• _Items_:
** BEGIN **

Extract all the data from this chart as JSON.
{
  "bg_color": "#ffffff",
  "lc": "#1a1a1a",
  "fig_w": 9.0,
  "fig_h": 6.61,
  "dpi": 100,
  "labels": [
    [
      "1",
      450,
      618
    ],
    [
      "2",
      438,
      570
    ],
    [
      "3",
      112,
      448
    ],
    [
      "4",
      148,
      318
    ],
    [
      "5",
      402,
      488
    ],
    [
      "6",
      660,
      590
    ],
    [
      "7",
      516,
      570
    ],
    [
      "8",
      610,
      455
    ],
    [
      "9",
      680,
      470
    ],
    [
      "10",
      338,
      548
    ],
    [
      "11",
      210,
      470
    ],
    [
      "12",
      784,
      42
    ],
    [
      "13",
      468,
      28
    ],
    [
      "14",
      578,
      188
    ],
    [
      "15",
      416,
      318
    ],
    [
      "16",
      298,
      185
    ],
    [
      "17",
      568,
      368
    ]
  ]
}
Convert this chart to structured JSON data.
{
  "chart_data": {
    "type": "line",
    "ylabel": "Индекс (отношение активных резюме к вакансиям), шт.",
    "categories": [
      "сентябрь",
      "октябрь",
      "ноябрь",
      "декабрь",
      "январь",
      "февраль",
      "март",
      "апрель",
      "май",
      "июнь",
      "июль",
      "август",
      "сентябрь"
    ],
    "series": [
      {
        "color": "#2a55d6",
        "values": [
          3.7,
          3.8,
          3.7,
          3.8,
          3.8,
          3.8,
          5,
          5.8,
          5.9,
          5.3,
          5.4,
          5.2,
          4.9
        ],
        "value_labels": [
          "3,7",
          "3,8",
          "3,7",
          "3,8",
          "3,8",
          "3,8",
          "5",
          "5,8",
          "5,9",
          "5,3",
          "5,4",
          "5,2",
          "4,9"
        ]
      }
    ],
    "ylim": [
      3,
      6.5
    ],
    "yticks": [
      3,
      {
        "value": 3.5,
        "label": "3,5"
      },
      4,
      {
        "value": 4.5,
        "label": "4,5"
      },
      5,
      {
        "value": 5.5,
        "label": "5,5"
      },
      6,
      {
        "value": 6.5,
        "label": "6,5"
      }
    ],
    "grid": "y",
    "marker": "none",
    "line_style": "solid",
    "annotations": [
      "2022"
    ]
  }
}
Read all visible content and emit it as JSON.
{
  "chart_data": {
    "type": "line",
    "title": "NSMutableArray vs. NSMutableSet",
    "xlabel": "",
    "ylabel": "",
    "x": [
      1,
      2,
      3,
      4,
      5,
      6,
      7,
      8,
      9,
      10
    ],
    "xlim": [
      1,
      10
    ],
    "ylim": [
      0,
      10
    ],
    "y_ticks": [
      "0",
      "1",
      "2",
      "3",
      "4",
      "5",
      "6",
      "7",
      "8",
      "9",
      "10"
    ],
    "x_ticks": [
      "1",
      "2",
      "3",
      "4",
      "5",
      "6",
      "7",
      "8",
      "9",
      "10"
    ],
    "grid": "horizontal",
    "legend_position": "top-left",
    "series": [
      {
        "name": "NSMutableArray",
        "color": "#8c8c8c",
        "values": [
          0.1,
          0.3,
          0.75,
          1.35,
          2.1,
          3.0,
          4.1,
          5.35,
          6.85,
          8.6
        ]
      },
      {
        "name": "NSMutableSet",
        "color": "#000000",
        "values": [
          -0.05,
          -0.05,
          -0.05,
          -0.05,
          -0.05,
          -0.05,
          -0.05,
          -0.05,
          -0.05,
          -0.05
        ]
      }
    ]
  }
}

** END **

• _Aim_:
Filter the records above and return every line that holds the word "ylabel".

• _Result_:
    "ylabel": "Индекс (отношение активных резюме к вакансиям), шт.",
    "ylabel": "",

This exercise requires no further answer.